What you will do:
Hunt for the word "State" across the entries below, copying each line that holds it.

— Start Dataset extract —

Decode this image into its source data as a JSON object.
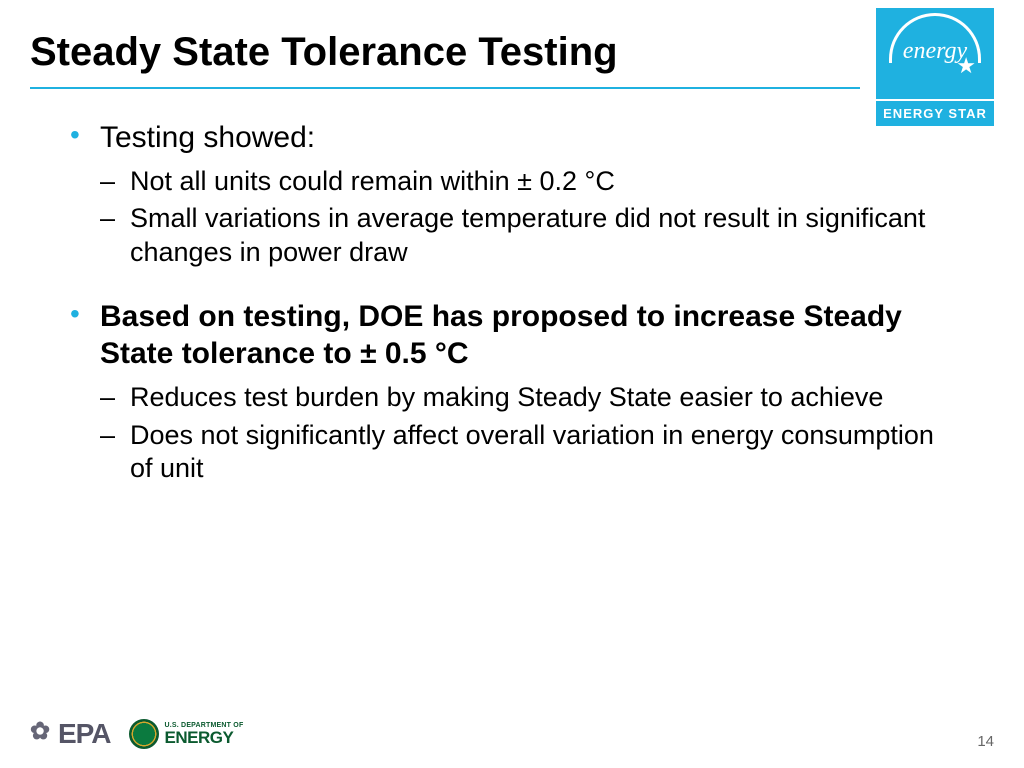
{
  "slide": {
    "title": "Steady State Tolerance Testing",
    "accent_color": "#1fb1e0",
    "bullets": [
      {
        "text": "Testing showed:",
        "bold": false,
        "sub": [
          "Not all units could remain within ± 0.2 °C",
          "Small variations in average temperature did not result in significant changes in power draw"
        ]
      },
      {
        "text": "Based on testing, DOE has proposed to increase Steady State tolerance to ± 0.5 °C",
        "bold": true,
        "sub": [
          "Reduces test burden by making Steady State easier to achieve",
          "Does not significantly affect overall variation in energy consumption of unit"
        ]
      }
    ]
  },
  "logo": {
    "script": "energy",
    "label": "ENERGY STAR"
  },
  "footer": {
    "epa": "EPA",
    "doe_small": "U.S. DEPARTMENT OF",
    "doe_big": "ENERGY",
    "page": "14"
  }
}
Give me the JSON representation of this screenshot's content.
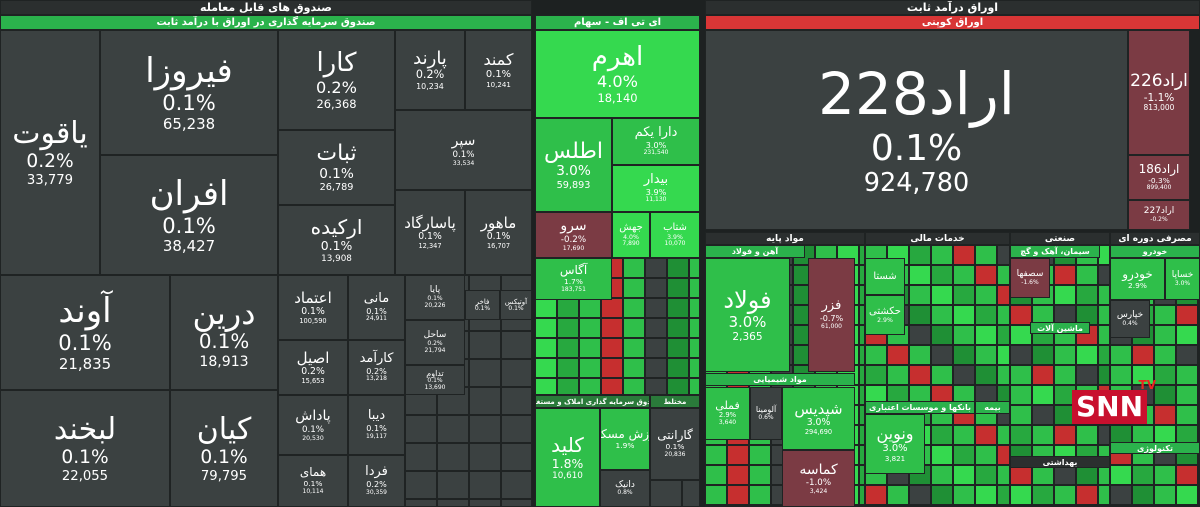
{
  "headers": [
    {
      "text": "صندوق های قابل معامله"
    },
    {
      "text": "صندوق سرمایه گذاری در اوراق با درآمد ثابت"
    },
    {
      "text": "ای تی اف - سهام"
    },
    {
      "text": "اوراق درآمد ثابت"
    },
    {
      "text": "اوراق کوپنی"
    },
    {
      "text": "صندوق سرمایه گذاری املاک و مستغلات"
    },
    {
      "text": "مختلط"
    },
    {
      "text": "مواد پایه"
    },
    {
      "text": "خدمات مالی"
    },
    {
      "text": "صنعتی"
    },
    {
      "text": "مصرفی دوره ای"
    },
    {
      "text": "آهن و فولاد"
    },
    {
      "text": "مواد شیمیایی"
    },
    {
      "text": "بانکها و موسسات اعتباری"
    },
    {
      "text": "بیمه"
    },
    {
      "text": "سیمان، آهک و گچ"
    },
    {
      "text": "ماشین آلات"
    },
    {
      "text": "خودرو"
    },
    {
      "text": "بهداشتی"
    },
    {
      "text": "تکنولوژی"
    }
  ],
  "tiles": [
    {
      "name": "یاقوت",
      "change": "0.2%",
      "value": "33,779"
    },
    {
      "name": "فیروزا",
      "change": "0.1%",
      "value": "65,238"
    },
    {
      "name": "افران",
      "change": "0.1%",
      "value": "38,427"
    },
    {
      "name": "کارا",
      "change": "0.2%",
      "value": "26,368"
    },
    {
      "name": "ثبات",
      "change": "0.1%",
      "value": "26,789"
    },
    {
      "name": "ارکیده",
      "change": "0.1%",
      "value": "13,908"
    },
    {
      "name": "پارند",
      "change": "0.2%",
      "value": "10,234"
    },
    {
      "name": "کمند",
      "change": "0.1%",
      "value": "10,241"
    },
    {
      "name": "سپر",
      "change": "0.1%",
      "value": "33,534"
    },
    {
      "name": "پاسارگاد",
      "change": "0.1%",
      "value": "12,347"
    },
    {
      "name": "ماهور",
      "change": "0.1%",
      "value": "16,707"
    },
    {
      "name": "آوند",
      "change": "0.1%",
      "value": "21,835"
    },
    {
      "name": "لبخند",
      "change": "0.1%",
      "value": "22,055"
    },
    {
      "name": "درین",
      "change": "0.1%",
      "value": "18,913"
    },
    {
      "name": "کیان",
      "change": "0.1%",
      "value": "79,795"
    },
    {
      "name": "اعتماد",
      "change": "0.1%",
      "value": "100,590"
    },
    {
      "name": "اصیل",
      "change": "0.2%",
      "value": "15,653"
    },
    {
      "name": "پاداش",
      "change": "0.1%",
      "value": "20,530"
    },
    {
      "name": "همای",
      "change": "0.1%",
      "value": "10,114"
    },
    {
      "name": "مانی",
      "change": "0.1%",
      "value": "24,911"
    },
    {
      "name": "کارآمد",
      "change": "0.2%",
      "value": "13,218"
    },
    {
      "name": "دیبا",
      "change": "0.1%",
      "value": "19,117"
    },
    {
      "name": "فردا",
      "change": "0.2%",
      "value": "30,359"
    },
    {
      "name": "پایا",
      "change": "0.1%",
      "value": "20,226"
    },
    {
      "name": "ساحل",
      "change": "0.2%",
      "value": "21,794"
    },
    {
      "name": "فاخر",
      "change": "0.1%"
    },
    {
      "name": "آوتیکس",
      "change": "0.1%"
    },
    {
      "name": "تداوم",
      "change": "0.1%",
      "value": "13,690"
    },
    {
      "name": "اهرم",
      "change": "4.0%",
      "value": "18,140"
    },
    {
      "name": "اطلس",
      "change": "3.0%",
      "value": "59,893"
    },
    {
      "name": "دارا یکم",
      "change": "3.0%",
      "value": "231,540"
    },
    {
      "name": "بیدار",
      "change": "3.9%",
      "value": "11,130"
    },
    {
      "name": "سرو",
      "change": "-0.2%",
      "value": "17,690"
    },
    {
      "name": "جهش",
      "change": "4.0%",
      "value": "7,890"
    },
    {
      "name": "شتاب",
      "change": "3.9%",
      "value": "10,070"
    },
    {
      "name": "آگاس",
      "change": "1.7%",
      "value": "183,751"
    },
    {
      "name": "کلید",
      "change": "1.8%",
      "value": "10,610"
    },
    {
      "name": "ارزش مسکن",
      "change": "1.9%"
    },
    {
      "name": "دانیک",
      "change": "0.8%"
    },
    {
      "name": "گارانتی",
      "change": "0.1%",
      "value": "20,836"
    },
    {
      "name": "اراد228",
      "change": "0.1%",
      "value": "924,780"
    },
    {
      "name": "اراد226",
      "change": "-1.1%",
      "value": "813,000"
    },
    {
      "name": "اراد186",
      "change": "-0.3%",
      "value": "899,400"
    },
    {
      "name": "اراد227",
      "change": "-0.2%"
    },
    {
      "name": "فولاد",
      "change": "3.0%",
      "value": "2,365"
    },
    {
      "name": "فزر",
      "change": "-0.7%",
      "value": "61,000"
    },
    {
      "name": "فملی",
      "change": "2.9%",
      "value": "3,640"
    },
    {
      "name": "آلومینا",
      "change": "0.6%"
    },
    {
      "name": "شپدیس",
      "change": "3.0%",
      "value": "294,690"
    },
    {
      "name": "کماسه",
      "change": "-1.0%",
      "value": "3,424"
    },
    {
      "name": "شستا"
    },
    {
      "name": "حکشتی",
      "change": "2.9%"
    },
    {
      "name": "ونوین",
      "change": "3.0%",
      "value": "3,821"
    },
    {
      "name": "سصفها",
      "change": "-1.6%"
    },
    {
      "name": "خودرو",
      "change": "2.9%"
    },
    {
      "name": "خساپا",
      "change": "3.0%"
    },
    {
      "name": "خپارس",
      "change": "0.4%"
    }
  ],
  "watermark": {
    "brand": "SNN",
    "tv": "TV"
  }
}
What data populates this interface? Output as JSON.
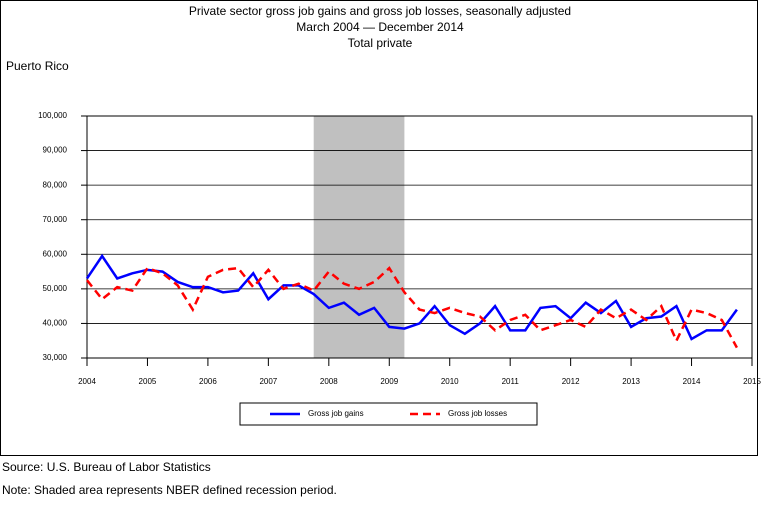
{
  "chart_data": {
    "type": "line",
    "title": "Private sector gross job gains and gross job losses, seasonally adjusted",
    "subtitles": [
      "March 2004 — December 2014",
      "Total private"
    ],
    "region": "Puerto Rico",
    "x": [
      2004,
      2004.25,
      2004.5,
      2004.75,
      2005,
      2005.25,
      2005.5,
      2005.75,
      2006,
      2006.25,
      2006.5,
      2006.75,
      2007,
      2007.25,
      2007.5,
      2007.75,
      2008,
      2008.25,
      2008.5,
      2008.75,
      2009,
      2009.25,
      2009.5,
      2009.75,
      2010,
      2010.25,
      2010.5,
      2010.75,
      2011,
      2011.25,
      2011.5,
      2011.75,
      2012,
      2012.25,
      2012.5,
      2012.75,
      2013,
      2013.25,
      2013.5,
      2013.75,
      2014,
      2014.25,
      2014.5,
      2014.75
    ],
    "series": [
      {
        "name": "Gross job gains",
        "color": "#0000ff",
        "dash": false,
        "values": [
          53000,
          59500,
          53000,
          54500,
          55500,
          55000,
          52000,
          50500,
          50500,
          49000,
          49500,
          54500,
          47000,
          51000,
          51000,
          48500,
          44500,
          46000,
          42500,
          44500,
          39000,
          38500,
          40000,
          45000,
          39500,
          37000,
          40000,
          45000,
          38000,
          38000,
          44500,
          45000,
          41500,
          46000,
          43000,
          46500,
          39000,
          41500,
          42000,
          45000,
          35500,
          38000,
          38000,
          44000
        ]
      },
      {
        "name": "Gross job losses",
        "color": "#ff0000",
        "dash": true,
        "values": [
          52500,
          47000,
          50500,
          49500,
          56000,
          54500,
          51000,
          44000,
          53500,
          55500,
          56000,
          50500,
          55500,
          50000,
          51500,
          49500,
          55000,
          51500,
          50000,
          52000,
          56000,
          49000,
          44000,
          43000,
          44500,
          43000,
          42000,
          38000,
          41000,
          42500,
          38000,
          39500,
          41000,
          39000,
          44000,
          41500,
          44000,
          41000,
          45000,
          35000,
          44000,
          43000,
          41000,
          33000
        ]
      }
    ],
    "recession": [
      2007.75,
      2009.25
    ],
    "recession_color": "#c0c0c0",
    "xlim": [
      2004,
      2015
    ],
    "xticks": [
      2004,
      2005,
      2006,
      2007,
      2008,
      2009,
      2010,
      2011,
      2012,
      2013,
      2014,
      2015
    ],
    "ylim": [
      30000,
      100000
    ],
    "yticks": [
      {
        "value": 30000,
        "label": "30,000"
      },
      {
        "value": 40000,
        "label": "40,000"
      },
      {
        "value": 50000,
        "label": "50,000"
      },
      {
        "value": 60000,
        "label": "60,000"
      },
      {
        "value": 70000,
        "label": "70,000"
      },
      {
        "value": 80000,
        "label": "80,000"
      },
      {
        "value": 90000,
        "label": "90,000"
      },
      {
        "value": 100000,
        "label": "100,000"
      }
    ],
    "grid": true
  },
  "footer": {
    "source": "Source: U.S. Bureau of Labor Statistics",
    "note": "Note: Shaded area represents NBER defined recession period."
  }
}
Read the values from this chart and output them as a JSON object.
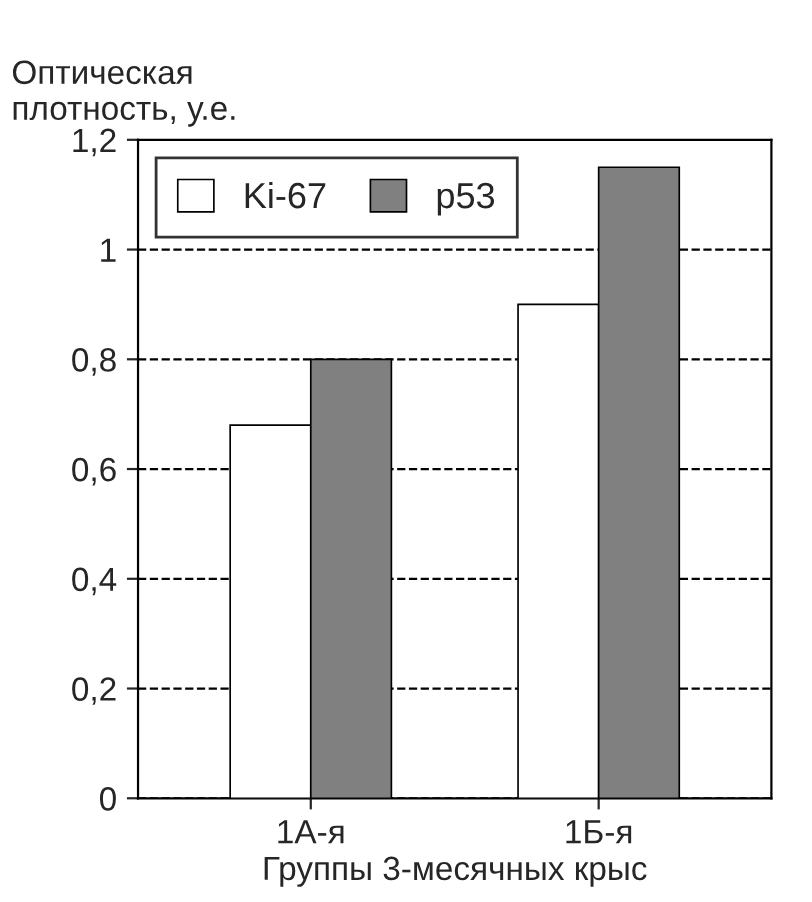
{
  "chart_data": {
    "type": "bar",
    "xlabel": "Группы 3-месячных крыс",
    "ylabel": "Оптическая\nплотность, у.е.",
    "categories": [
      "1А-я",
      "1Б-я"
    ],
    "series": [
      {
        "name": "Ki-67",
        "color": "#ffffff",
        "values": [
          0.68,
          0.9
        ]
      },
      {
        "name": "p53",
        "color": "#808080",
        "values": [
          0.8,
          1.15
        ]
      }
    ],
    "ylim": [
      0,
      1.2
    ],
    "yticks": [
      0,
      {
        "value": 0.2,
        "label": "0,2"
      },
      {
        "value": 0.4,
        "label": "0,4"
      },
      {
        "value": 0.6,
        "label": "0,6"
      },
      {
        "value": 0.8,
        "label": "0,8"
      },
      1,
      {
        "value": 1.2,
        "label": "1,2"
      }
    ],
    "grid": "y",
    "legend": "top left"
  }
}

— End Dataset extract —

Result of this exercise:
    "title": "Steady State Tolerance Testing",
        "text": "Based on testing, DOE has proposed to increase Steady State tolerance to ± 0.5 °C",
          "Reduces test burden by making Steady State easier to achieve",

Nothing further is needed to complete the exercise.